[start RECORDS PROVIDED]

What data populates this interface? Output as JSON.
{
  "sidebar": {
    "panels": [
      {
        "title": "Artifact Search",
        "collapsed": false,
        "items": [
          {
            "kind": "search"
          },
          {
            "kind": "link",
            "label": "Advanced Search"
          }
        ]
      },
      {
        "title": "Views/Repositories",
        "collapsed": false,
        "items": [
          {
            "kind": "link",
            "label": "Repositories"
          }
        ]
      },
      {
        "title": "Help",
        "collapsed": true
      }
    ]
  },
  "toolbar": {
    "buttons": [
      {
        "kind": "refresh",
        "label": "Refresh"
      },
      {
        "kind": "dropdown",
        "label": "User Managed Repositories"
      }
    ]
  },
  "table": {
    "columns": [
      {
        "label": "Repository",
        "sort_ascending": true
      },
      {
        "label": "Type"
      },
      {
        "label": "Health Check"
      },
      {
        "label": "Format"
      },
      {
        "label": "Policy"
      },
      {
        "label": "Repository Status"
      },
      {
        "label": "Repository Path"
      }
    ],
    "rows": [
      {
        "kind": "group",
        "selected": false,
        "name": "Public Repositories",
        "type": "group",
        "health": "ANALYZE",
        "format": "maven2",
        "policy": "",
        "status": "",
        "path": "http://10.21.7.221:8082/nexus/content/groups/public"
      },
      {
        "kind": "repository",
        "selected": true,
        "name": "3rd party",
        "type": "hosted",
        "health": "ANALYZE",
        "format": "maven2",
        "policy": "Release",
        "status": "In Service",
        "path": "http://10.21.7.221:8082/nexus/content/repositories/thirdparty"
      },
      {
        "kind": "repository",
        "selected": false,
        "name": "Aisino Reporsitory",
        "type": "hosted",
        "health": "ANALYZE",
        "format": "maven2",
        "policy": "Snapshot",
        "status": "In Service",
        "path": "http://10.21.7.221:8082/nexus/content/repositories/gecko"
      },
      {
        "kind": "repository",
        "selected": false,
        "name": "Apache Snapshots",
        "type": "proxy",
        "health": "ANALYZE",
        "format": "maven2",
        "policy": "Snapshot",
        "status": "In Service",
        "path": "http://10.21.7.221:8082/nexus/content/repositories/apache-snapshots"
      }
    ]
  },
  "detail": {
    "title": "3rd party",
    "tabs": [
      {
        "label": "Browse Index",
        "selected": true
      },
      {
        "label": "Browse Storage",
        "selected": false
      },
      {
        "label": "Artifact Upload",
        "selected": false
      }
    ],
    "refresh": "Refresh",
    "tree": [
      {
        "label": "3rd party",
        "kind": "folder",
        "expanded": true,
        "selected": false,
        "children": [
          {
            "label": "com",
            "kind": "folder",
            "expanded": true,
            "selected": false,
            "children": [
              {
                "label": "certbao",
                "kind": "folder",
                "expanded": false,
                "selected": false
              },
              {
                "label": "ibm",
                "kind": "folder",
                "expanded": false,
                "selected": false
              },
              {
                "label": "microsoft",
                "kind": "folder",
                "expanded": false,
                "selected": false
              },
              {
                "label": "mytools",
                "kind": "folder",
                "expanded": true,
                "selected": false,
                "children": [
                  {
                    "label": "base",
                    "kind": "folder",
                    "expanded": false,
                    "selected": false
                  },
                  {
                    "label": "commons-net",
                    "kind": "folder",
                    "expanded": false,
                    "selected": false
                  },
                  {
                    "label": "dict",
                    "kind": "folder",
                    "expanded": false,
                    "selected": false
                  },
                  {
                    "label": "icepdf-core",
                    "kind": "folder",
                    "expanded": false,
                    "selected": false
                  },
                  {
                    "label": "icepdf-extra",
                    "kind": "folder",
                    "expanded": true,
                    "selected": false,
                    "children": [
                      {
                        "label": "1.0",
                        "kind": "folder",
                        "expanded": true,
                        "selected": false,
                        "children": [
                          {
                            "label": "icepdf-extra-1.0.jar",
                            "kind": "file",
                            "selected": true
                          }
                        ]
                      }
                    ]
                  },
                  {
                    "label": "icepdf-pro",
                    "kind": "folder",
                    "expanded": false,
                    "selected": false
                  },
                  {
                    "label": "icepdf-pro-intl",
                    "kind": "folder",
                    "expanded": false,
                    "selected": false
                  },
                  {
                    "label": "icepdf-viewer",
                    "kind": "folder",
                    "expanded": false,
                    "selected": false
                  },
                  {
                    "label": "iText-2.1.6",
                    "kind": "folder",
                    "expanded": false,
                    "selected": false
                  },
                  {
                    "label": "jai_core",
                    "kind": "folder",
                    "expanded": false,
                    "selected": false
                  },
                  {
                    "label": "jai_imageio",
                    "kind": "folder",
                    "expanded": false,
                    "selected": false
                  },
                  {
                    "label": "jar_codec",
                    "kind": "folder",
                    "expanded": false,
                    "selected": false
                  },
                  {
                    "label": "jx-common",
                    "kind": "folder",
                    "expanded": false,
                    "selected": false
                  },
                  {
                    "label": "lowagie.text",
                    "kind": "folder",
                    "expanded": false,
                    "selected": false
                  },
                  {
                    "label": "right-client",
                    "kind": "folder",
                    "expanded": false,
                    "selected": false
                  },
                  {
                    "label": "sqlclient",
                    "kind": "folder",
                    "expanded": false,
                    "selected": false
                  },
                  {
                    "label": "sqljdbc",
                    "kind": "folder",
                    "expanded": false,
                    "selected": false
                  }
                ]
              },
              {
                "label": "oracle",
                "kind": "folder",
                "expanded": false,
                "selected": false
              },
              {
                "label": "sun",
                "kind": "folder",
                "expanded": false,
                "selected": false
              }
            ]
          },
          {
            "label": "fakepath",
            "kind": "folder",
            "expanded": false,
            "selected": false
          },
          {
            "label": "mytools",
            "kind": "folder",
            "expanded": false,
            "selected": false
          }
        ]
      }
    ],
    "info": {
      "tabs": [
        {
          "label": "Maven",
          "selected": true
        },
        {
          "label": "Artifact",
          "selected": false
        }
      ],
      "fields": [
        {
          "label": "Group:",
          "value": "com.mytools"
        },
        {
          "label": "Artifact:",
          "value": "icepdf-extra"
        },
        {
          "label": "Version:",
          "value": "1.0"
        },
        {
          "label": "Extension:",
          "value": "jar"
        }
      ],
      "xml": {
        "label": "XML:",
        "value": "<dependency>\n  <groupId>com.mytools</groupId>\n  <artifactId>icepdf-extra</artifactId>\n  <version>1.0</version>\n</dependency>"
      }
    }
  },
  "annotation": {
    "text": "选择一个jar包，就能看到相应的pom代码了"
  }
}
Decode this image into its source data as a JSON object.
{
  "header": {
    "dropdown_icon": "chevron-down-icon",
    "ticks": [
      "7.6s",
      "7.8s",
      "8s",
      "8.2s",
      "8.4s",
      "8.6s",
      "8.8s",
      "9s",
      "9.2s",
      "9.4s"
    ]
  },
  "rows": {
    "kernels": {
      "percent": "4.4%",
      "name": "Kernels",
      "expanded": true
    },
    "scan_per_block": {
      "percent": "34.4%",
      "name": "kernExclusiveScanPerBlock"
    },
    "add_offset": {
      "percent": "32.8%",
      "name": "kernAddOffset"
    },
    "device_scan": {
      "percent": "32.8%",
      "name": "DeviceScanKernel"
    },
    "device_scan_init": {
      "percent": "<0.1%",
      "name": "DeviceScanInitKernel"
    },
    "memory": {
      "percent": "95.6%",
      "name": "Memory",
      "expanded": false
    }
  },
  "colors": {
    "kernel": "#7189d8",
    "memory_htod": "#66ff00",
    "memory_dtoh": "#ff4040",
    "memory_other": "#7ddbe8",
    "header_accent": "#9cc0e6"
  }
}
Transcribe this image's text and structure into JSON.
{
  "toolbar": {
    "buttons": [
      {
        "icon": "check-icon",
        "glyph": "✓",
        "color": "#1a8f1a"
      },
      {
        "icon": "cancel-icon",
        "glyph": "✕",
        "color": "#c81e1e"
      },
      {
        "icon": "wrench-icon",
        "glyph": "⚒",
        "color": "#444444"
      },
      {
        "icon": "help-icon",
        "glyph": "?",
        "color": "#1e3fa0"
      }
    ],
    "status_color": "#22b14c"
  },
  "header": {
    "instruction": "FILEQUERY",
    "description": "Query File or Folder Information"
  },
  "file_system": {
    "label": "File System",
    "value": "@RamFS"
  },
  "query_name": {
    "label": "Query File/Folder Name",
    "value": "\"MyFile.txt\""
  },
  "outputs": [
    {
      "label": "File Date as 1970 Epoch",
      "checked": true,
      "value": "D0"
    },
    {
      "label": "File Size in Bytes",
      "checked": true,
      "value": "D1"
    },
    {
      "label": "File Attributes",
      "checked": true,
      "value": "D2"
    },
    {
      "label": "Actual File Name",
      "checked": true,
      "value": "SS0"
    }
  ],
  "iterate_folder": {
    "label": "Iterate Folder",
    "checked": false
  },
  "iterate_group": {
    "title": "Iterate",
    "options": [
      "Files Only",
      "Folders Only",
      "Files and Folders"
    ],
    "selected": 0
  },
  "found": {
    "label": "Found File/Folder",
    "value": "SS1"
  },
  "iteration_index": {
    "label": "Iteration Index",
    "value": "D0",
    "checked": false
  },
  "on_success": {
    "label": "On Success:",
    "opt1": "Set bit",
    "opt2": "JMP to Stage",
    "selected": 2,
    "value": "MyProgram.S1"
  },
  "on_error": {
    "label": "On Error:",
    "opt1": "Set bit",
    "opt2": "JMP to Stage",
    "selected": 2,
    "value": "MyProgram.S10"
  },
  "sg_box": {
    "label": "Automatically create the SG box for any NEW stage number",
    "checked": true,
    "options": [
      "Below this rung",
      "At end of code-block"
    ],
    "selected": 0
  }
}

[end RECORDS PROVIDED]

WRITTEN PROBLEM = Search the listing for the string "children". Copy each line where it turns up.

THE COMPLETED TASK =
        "children": [
            "children": [
                "children": [
                    "children": [
                        "children": [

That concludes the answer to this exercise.